━━━━━ Page excerpt

Squamish-based Sea to Sky Canine Training is the latest company to receive BC SPCA’s AnimalKind accreditation, making them the second accredited trainer in the region. Paw In Hand received accreditation last year.
The BC SPCA launched this innovative program for dog training companies in January 2019. With AnimalKind, the organization is creating a community of animal-related businesses that support humane standards and providing tools for the public to find companies that are committed to animal welfare. AnimalKind sets out science-based training standards to ensure humane treatment for dogs and peace of mind for their guardians.
“The demand for dog trainers is growing. The problem is that dog training is completely unregulated in B.C.,” says Nicole Fenwick, manager, research and standards for the BC SPCA. “Anyone can call themselves a dog trainer, regardless of their education, knowledge or experience. This can make it hard for dog guardians to know whether the trainer they chose will use humane, effective training methods instead of outdated techniques that cause fear and pain to their dogs.”
“I am passionate about dogs,” says Laura McAlduff, owner of Sea to Sky Canine Training. “But more than that, I am passionate about the human-animal relationship and our ability to understand and live with pets as our best friends. For me, this starts with humane education and compassion.”
The BC SPCA receives hundreds of calls every year from dog guardians seeking guidance on how to find a dog trainer. “We accredit trainers who use positive, reward-based methods, and we check that trainers meet the standards, so dog guardians can have peace of mind when they choose a BC SPCA-recommended AnimalKind trainer,” says Fenwick.
Maren Bruun, from Paw In Hand, the first accredited trainer from the region, knows this well “I understand when owners are tempted by the promise of quick-fix methods. They want the undesirable or unsafe behaviour to be stopped as soon as possible. If this is done in forceful, fear-inducing or confrontational methods, it can have detrimental effects. The AnimalKind program guarantees that such dangerous methods are not used by its accredited trainers.” She adds, “No matter the problem that people want to address or what they want their dog to do, dogs (and all animals) deserve to be taught not corrected.”
There are now 20 AnimalKind accredited training businesses in B.C. The BC SPCA aims to reach more areas of the province to connect people with humane dog trainers. “By being accredited, not only will Squamish residents know that I care about their dogs, but also that I am committed to helping them give their dogs the best life, in the best place,” says McAlduff.
Most humane organizations and numerous veterinary associations, kennel clubs and dog training associations internationally have clear position statements supporting the use of reward-based training and opposing the use of aversive methods.
Dr. Karen van Haaften, the BC SPCA’s senior manager of behaviour and welfare and a diplomate of the American College of Veterinary Behaviourists, says scientific research across North American and Europe unequivocally supports the use of reward-based training. “Reward-based training is not only effective, but it protects the physical and emotional health of your pet and the special bond that you share. We hope the AnimalKind accreditation program will be a resource to help dog owners find the right trainer for their dog.”
The SPCA launched the first set of AnimalKind standards – for pest control companies – in 2018. Through a partnership with the UBC Animal Welfare Program, the BC SPCA, Vancouver Foundation and the Peter Wall Institute for Advanced Studies provided funding to establish the program.

━━━━━━━━━━

▶ **Exercise requirements**
(a) Based on the article about AnimalKind accreditation, say whether each statement agrees with it, answering yes or no and quoting the deciding words: (i) The BC SPCA launched AnimalKind for dog training companies in January 2019. (ii) Sea to Sky Canine Training was the first accredited trainer in the region. (iii) B.C. now has 30 AnimalKind accredited training businesses.
(b) Reproduce the AnimalKind article from "Squamish-based Sea to" to "accreditation last year.".

━━━━━ Dataset extract

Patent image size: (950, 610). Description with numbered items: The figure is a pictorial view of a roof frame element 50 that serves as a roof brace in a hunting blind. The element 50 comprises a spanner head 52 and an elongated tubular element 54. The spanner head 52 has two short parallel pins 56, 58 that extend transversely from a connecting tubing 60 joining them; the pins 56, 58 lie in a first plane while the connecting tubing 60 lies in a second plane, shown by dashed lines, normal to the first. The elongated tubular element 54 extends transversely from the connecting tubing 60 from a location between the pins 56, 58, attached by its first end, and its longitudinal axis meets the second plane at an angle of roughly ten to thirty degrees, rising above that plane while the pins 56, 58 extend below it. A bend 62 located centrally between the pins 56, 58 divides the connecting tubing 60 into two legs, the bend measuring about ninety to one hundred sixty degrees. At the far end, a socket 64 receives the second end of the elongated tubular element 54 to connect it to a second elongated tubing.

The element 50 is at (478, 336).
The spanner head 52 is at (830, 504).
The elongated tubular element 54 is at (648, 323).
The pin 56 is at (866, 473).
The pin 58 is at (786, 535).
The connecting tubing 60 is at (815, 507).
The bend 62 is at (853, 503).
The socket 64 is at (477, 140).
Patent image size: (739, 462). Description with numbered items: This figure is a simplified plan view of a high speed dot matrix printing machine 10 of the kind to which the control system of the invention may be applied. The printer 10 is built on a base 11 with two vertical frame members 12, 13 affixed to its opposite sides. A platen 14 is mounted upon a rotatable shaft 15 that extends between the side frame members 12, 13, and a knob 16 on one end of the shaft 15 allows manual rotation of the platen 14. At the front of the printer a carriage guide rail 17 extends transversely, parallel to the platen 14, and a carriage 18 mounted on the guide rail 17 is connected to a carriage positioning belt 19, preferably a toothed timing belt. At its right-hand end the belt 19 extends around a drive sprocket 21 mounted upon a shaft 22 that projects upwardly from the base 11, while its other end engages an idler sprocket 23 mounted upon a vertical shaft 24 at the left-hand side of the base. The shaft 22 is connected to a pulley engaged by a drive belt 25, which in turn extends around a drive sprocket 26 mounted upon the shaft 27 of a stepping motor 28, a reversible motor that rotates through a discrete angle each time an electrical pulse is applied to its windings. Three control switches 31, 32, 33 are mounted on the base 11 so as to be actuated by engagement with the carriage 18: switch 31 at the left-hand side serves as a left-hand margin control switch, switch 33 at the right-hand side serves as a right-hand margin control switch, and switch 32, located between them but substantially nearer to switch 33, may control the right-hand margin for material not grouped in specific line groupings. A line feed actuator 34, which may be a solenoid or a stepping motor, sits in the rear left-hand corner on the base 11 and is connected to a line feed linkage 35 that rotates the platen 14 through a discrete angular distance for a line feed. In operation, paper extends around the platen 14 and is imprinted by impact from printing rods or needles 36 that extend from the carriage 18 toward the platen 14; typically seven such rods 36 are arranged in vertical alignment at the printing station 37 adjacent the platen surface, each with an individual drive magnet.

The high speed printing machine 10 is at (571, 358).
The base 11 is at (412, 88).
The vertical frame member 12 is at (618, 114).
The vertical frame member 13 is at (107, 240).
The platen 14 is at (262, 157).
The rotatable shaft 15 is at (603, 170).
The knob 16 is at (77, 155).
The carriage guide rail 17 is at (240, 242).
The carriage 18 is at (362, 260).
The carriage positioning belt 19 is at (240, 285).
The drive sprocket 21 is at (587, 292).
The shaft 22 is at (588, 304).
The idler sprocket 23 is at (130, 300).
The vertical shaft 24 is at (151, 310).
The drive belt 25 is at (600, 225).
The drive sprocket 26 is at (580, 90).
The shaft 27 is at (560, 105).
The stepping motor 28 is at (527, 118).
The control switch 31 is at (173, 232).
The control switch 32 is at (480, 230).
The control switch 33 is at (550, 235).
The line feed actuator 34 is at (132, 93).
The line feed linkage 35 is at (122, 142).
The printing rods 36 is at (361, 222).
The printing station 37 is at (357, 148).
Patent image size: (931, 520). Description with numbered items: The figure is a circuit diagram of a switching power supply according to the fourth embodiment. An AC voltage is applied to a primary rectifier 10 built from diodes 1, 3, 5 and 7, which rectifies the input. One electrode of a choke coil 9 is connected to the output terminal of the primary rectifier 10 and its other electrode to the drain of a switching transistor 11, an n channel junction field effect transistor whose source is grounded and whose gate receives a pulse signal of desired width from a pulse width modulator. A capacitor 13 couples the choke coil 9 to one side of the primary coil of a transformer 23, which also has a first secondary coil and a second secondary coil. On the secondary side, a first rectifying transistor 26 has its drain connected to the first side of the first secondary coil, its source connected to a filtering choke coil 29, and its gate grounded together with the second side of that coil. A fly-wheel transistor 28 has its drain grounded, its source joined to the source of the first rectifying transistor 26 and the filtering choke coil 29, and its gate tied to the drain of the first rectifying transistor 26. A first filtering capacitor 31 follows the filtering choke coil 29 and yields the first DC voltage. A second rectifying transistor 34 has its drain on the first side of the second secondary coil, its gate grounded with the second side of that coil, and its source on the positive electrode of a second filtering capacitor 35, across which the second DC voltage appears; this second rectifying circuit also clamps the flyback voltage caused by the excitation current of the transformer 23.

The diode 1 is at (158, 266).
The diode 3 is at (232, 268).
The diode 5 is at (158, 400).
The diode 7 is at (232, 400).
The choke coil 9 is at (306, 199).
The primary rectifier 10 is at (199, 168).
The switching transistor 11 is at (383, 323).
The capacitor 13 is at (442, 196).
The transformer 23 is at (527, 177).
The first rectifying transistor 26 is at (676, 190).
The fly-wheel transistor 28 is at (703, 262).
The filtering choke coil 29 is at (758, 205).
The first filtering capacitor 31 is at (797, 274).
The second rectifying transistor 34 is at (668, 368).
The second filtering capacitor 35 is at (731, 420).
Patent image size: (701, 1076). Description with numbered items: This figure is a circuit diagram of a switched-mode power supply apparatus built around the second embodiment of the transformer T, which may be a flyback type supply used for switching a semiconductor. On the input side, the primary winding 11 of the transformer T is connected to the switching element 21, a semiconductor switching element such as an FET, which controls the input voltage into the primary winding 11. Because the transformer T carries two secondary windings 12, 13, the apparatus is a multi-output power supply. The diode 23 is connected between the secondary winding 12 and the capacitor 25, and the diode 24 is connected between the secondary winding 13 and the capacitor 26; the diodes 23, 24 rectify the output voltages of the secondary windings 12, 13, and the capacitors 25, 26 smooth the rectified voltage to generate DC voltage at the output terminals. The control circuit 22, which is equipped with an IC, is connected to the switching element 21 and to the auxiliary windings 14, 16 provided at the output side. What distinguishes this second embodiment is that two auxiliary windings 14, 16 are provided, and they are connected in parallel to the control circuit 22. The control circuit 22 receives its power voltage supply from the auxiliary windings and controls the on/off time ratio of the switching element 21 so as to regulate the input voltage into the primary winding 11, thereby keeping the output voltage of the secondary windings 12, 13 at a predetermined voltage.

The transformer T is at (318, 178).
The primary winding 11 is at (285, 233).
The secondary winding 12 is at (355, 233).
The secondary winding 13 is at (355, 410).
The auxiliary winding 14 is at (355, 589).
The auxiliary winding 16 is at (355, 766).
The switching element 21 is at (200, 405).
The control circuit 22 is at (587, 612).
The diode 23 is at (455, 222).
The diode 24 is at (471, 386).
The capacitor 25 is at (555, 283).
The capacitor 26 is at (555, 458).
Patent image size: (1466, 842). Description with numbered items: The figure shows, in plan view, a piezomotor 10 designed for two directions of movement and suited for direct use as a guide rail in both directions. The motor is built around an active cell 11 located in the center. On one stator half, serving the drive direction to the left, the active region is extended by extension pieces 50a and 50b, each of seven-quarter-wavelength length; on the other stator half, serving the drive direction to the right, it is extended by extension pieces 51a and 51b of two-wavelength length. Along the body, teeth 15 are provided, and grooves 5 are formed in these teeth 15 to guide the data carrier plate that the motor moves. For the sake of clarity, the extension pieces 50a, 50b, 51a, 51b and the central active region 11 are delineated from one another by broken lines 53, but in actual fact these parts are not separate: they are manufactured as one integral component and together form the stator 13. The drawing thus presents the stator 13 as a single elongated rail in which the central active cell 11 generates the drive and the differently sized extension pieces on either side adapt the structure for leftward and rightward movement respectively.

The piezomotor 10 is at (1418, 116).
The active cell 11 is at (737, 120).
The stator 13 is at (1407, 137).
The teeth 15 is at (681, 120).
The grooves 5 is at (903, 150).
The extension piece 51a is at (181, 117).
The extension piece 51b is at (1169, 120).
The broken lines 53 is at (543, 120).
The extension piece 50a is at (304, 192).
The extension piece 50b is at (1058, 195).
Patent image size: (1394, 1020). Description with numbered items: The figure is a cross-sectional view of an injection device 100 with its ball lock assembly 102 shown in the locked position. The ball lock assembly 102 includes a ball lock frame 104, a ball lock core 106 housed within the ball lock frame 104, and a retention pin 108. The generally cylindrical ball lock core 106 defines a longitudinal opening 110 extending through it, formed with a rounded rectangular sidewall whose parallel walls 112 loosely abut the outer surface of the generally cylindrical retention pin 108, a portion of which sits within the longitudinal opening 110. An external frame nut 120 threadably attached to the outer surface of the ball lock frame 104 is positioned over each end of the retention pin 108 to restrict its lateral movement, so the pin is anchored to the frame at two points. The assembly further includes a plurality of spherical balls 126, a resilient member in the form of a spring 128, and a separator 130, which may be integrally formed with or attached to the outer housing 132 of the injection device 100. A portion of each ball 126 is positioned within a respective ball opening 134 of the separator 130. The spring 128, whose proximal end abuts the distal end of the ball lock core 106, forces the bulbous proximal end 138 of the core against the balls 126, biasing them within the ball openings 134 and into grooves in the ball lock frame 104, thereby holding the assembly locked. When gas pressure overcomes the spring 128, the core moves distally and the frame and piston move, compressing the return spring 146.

━━━━━━━━━━

▶ **Answers**
(a)
(i) Yes: "The BC SPCA launched this innovative program for dog training companies in January 2019."
(ii) No: "making them the second accredited trainer in the region."
(iii) No: "There are now 20 AnimalKind accredited training businesses in B.C."

(b)
Squamish-based Sea to Sky Canine Training is the latest company to receive BC SPCA’s AnimalKind accreditation, making them the second accredited trainer in the region. Paw In Hand received accreditation last year.